§ Material for this task
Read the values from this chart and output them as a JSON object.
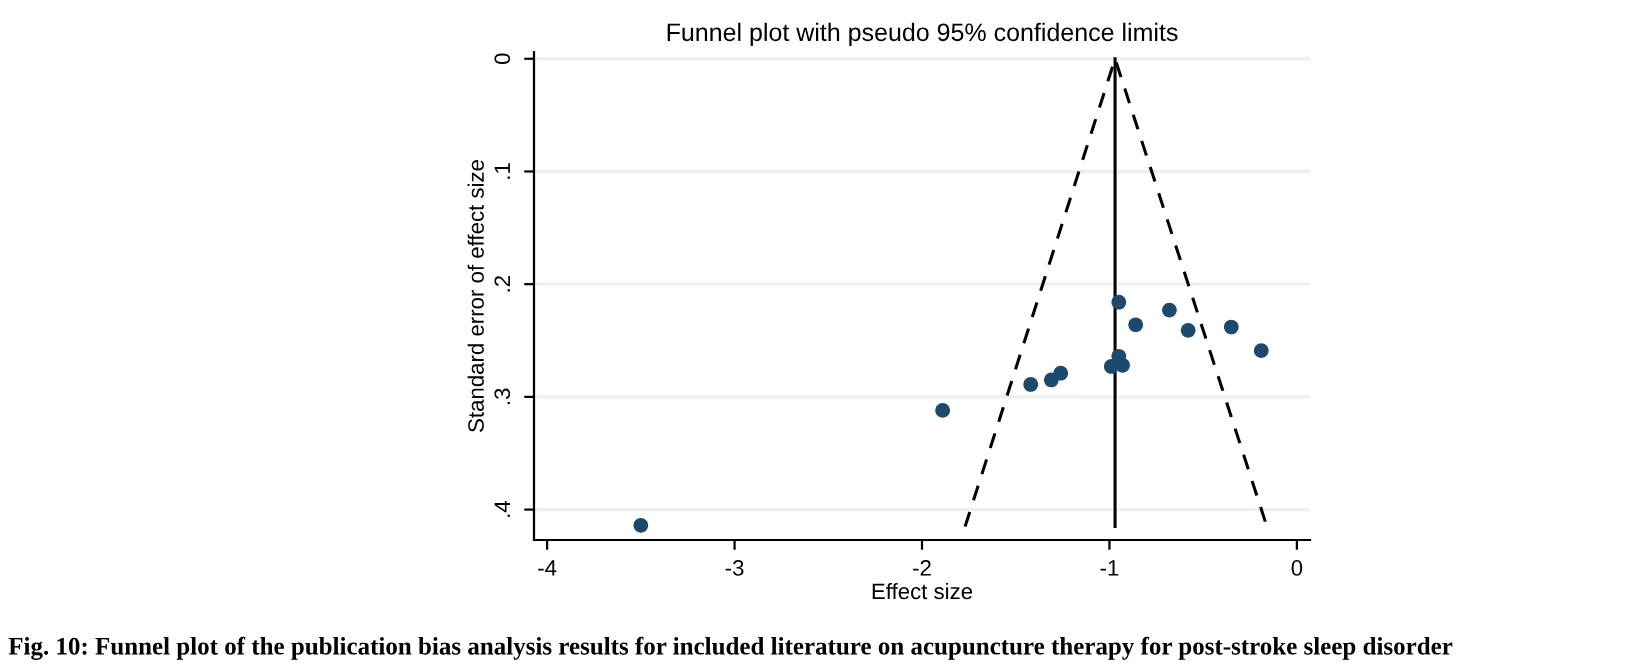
{
  "chart_data": {
    "type": "scatter",
    "title": "Funnel plot with pseudo 95% confidence limits",
    "xlabel": "Effect size",
    "ylabel": "Standard error of effect size",
    "annotations": [
      "Fig. 10: Funnel plot of the publication bias analysis results for included literature on acupuncture therapy for post-stroke sleep disorder"
    ],
    "series": [
      {
        "color": "#1a4a6e",
        "marker": "circle",
        "x": [
          -3.5,
          -1.89,
          -1.42,
          -1.31,
          -1.26,
          -0.99,
          -0.95,
          -0.93,
          -0.95,
          -0.86,
          -0.68,
          -0.58,
          -0.35,
          -0.19
        ],
        "values": [
          0.414,
          0.312,
          0.289,
          0.285,
          0.279,
          0.273,
          0.264,
          0.272,
          0.216,
          0.236,
          0.223,
          0.241,
          0.238,
          0.259
        ]
      },
      {
        "type": "line",
        "color": "#000000",
        "line_style": "dashed",
        "x": [
          -1.77,
          -0.97,
          -0.16
        ],
        "values": [
          0.415,
          0,
          0.415
        ]
      },
      {
        "type": "line",
        "color": "#000000",
        "line_style": "solid",
        "x": [
          -0.97,
          -0.97
        ],
        "values": [
          0,
          0.415
        ]
      }
    ],
    "xlim": [
      -4.07,
      0.07
    ],
    "ylim": [
      0.427,
      -0.006
    ],
    "xticks": [
      -4,
      -3,
      -2,
      -1,
      0
    ],
    "yticks": [
      0,
      {
        "value": 0.1,
        "label": ".1"
      },
      {
        "value": 0.2,
        "label": ".2"
      },
      {
        "value": 0.3,
        "label": ".3"
      },
      {
        "value": 0.4,
        "label": ".4"
      }
    ],
    "grid": "y"
  }
}
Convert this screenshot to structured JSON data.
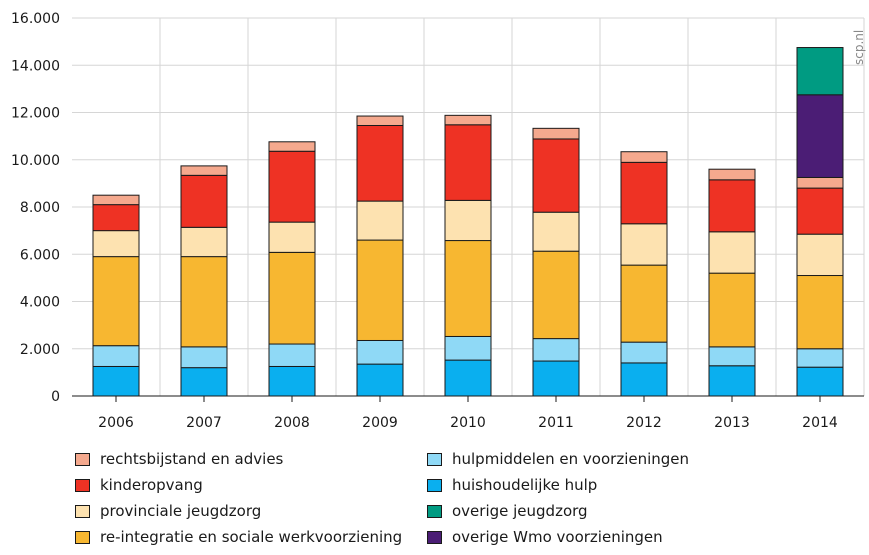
{
  "watermark": "scp.nl",
  "chart_data": {
    "type": "bar",
    "stacked": true,
    "title": "",
    "xlabel": "",
    "ylabel": "",
    "ylim": [
      0,
      16000
    ],
    "yticks": [
      0,
      2000,
      4000,
      6000,
      8000,
      10000,
      12000,
      14000,
      16000
    ],
    "ytick_labels": [
      "0",
      "2.000",
      "4.000",
      "6.000",
      "8.000",
      "10.000",
      "12.000",
      "14.000",
      "16.000"
    ],
    "categories": [
      "2006",
      "2007",
      "2008",
      "2009",
      "2010",
      "2011",
      "2012",
      "2013",
      "2014"
    ],
    "grid": "vertical and horizontal gridlines",
    "legend_position": "bottom",
    "series": [
      {
        "name": "huishoudelijke hulp",
        "color": "#0aafef",
        "values": [
          1250,
          1200,
          1250,
          1350,
          1520,
          1480,
          1400,
          1280,
          1220
        ]
      },
      {
        "name": "hulpmiddelen en voorzieningen",
        "color": "#8fd9f6",
        "values": [
          880,
          880,
          950,
          1000,
          1000,
          950,
          880,
          800,
          780
        ]
      },
      {
        "name": "re-integratie en sociale werkvoorziening",
        "color": "#f7b731",
        "values": [
          3770,
          3820,
          3880,
          4250,
          4060,
          3700,
          3260,
          3120,
          3100
        ]
      },
      {
        "name": "provinciale jeugdzorg",
        "color": "#fde2b0",
        "values": [
          1100,
          1240,
          1280,
          1650,
          1700,
          1650,
          1750,
          1750,
          1750
        ]
      },
      {
        "name": "kinderopvang",
        "color": "#ee3224",
        "values": [
          1100,
          2200,
          3000,
          3200,
          3200,
          3100,
          2600,
          2200,
          1950
        ]
      },
      {
        "name": "rechtsbijstand en advies",
        "color": "#f5a98e",
        "values": [
          400,
          400,
          400,
          400,
          400,
          450,
          450,
          450,
          450
        ]
      },
      {
        "name": "overige Wmo voorzieningen",
        "color": "#4b1d75",
        "values": [
          0,
          0,
          0,
          0,
          0,
          0,
          0,
          0,
          3500
        ]
      },
      {
        "name": "overige jeugdzorg",
        "color": "#009b82",
        "values": [
          0,
          0,
          0,
          0,
          0,
          0,
          0,
          0,
          2000
        ]
      }
    ]
  },
  "legend": [
    {
      "label": "rechtsbijstand en advies",
      "color": "#f5a98e"
    },
    {
      "label": "kinderopvang",
      "color": "#ee3224"
    },
    {
      "label": "provinciale jeugdzorg",
      "color": "#fde2b0"
    },
    {
      "label": "re-integratie en sociale werkvoorziening",
      "color": "#f7b731"
    },
    {
      "label": "hulpmiddelen en voorzieningen",
      "color": "#8fd9f6"
    },
    {
      "label": "huishoudelijke hulp",
      "color": "#0aafef"
    },
    {
      "label": "overige jeugdzorg",
      "color": "#009b82"
    },
    {
      "label": "overige Wmo voorzieningen",
      "color": "#4b1d75"
    }
  ]
}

§ Work to do
Each line of the data should be quoted exactly, with pictures left out.

§ Output
Read the values from this chart and output them as a JSON object.
{
  "chart_data": {
    "type": "scatter",
    "title": "Funnel plot with pseudo 95% confidence limits",
    "xlabel": "Effect size",
    "ylabel": "Standard error of effect size",
    "annotations": [
      "Fig. 10: Funnel plot of the publication bias analysis results for included literature on acupuncture therapy for post-stroke sleep disorder"
    ],
    "series": [
      {
        "color": "#1a4a6e",
        "marker": "circle",
        "x": [
          -3.5,
          -1.89,
          -1.42,
          -1.31,
          -1.26,
          -0.99,
          -0.95,
          -0.93,
          -0.95,
          -0.86,
          -0.68,
          -0.58,
          -0.35,
          -0.19
        ],
        "values": [
          0.414,
          0.312,
          0.289,
          0.285,
          0.279,
          0.273,
          0.264,
          0.272,
          0.216,
          0.236,
          0.223,
          0.241,
          0.238,
          0.259
        ]
      },
      {
        "type": "line",
        "color": "#000000",
        "line_style": "dashed",
        "x": [
          -1.77,
          -0.97,
          -0.16
        ],
        "values": [
          0.415,
          0,
          0.415
        ]
      },
      {
        "type": "line",
        "color": "#000000",
        "line_style": "solid",
        "x": [
          -0.97,
          -0.97
        ],
        "values": [
          0,
          0.415
        ]
      }
    ],
    "xlim": [
      -4.07,
      0.07
    ],
    "ylim": [
      0.427,
      -0.006
    ],
    "xticks": [
      -4,
      -3,
      -2,
      -1,
      0
    ],
    "yticks": [
      0,
      {
        "value": 0.1,
        "label": ".1"
      },
      {
        "value": 0.2,
        "label": ".2"
      },
      {
        "value": 0.3,
        "label": ".3"
      },
      {
        "value": 0.4,
        "label": ".4"
      }
    ],
    "grid": "y"
  }
}
Convert this screenshot to structured JSON data.
{
  "watermark": "scp.nl",
  "chart_data": {
    "type": "bar",
    "stacked": true,
    "title": "",
    "xlabel": "",
    "ylabel": "",
    "ylim": [
      0,
      16000
    ],
    "yticks": [
      0,
      2000,
      4000,
      6000,
      8000,
      10000,
      12000,
      14000,
      16000
    ],
    "ytick_labels": [
      "0",
      "2.000",
      "4.000",
      "6.000",
      "8.000",
      "10.000",
      "12.000",
      "14.000",
      "16.000"
    ],
    "categories": [
      "2006",
      "2007",
      "2008",
      "2009",
      "2010",
      "2011",
      "2012",
      "2013",
      "2014"
    ],
    "grid": "vertical and horizontal gridlines",
    "legend_position": "bottom",
    "series": [
      {
        "name": "huishoudelijke hulp",
        "color": "#0aafef",
        "values": [
          1250,
          1200,
          1250,
          1350,
          1520,
          1480,
          1400,
          1280,
          1220
        ]
      },
      {
        "name": "hulpmiddelen en voorzieningen",
        "color": "#8fd9f6",
        "values": [
          880,
          880,
          950,
          1000,
          1000,
          950,
          880,
          800,
          780
        ]
      },
      {
        "name": "re-integratie en sociale werkvoorziening",
        "color": "#f7b731",
        "values": [
          3770,
          3820,
          3880,
          4250,
          4060,
          3700,
          3260,
          3120,
          3100
        ]
      },
      {
        "name": "provinciale jeugdzorg",
        "color": "#fde2b0",
        "values": [
          1100,
          1240,
          1280,
          1650,
          1700,
          1650,
          1750,
          1750,
          1750
        ]
      },
      {
        "name": "kinderopvang",
        "color": "#ee3224",
        "values": [
          1100,
          2200,
          3000,
          3200,
          3200,
          3100,
          2600,
          2200,
          1950
        ]
      },
      {
        "name": "rechtsbijstand en advies",
        "color": "#f5a98e",
        "values": [
          400,
          400,
          400,
          400,
          400,
          450,
          450,
          450,
          450
        ]
      },
      {
        "name": "overige Wmo voorzieningen",
        "color": "#4b1d75",
        "values": [
          0,
          0,
          0,
          0,
          0,
          0,
          0,
          0,
          3500
        ]
      },
      {
        "name": "overige jeugdzorg",
        "color": "#009b82",
        "values": [
          0,
          0,
          0,
          0,
          0,
          0,
          0,
          0,
          2000
        ]
      }
    ]
  },
  "legend": [
    {
      "label": "rechtsbijstand en advies",
      "color": "#f5a98e"
    },
    {
      "label": "kinderopvang",
      "color": "#ee3224"
    },
    {
      "label": "provinciale jeugdzorg",
      "color": "#fde2b0"
    },
    {
      "label": "re-integratie en sociale werkvoorziening",
      "color": "#f7b731"
    },
    {
      "label": "hulpmiddelen en voorzieningen",
      "color": "#8fd9f6"
    },
    {
      "label": "huishoudelijke hulp",
      "color": "#0aafef"
    },
    {
      "label": "overige jeugdzorg",
      "color": "#009b82"
    },
    {
      "label": "overige Wmo voorzieningen",
      "color": "#4b1d75"
    }
  ]
}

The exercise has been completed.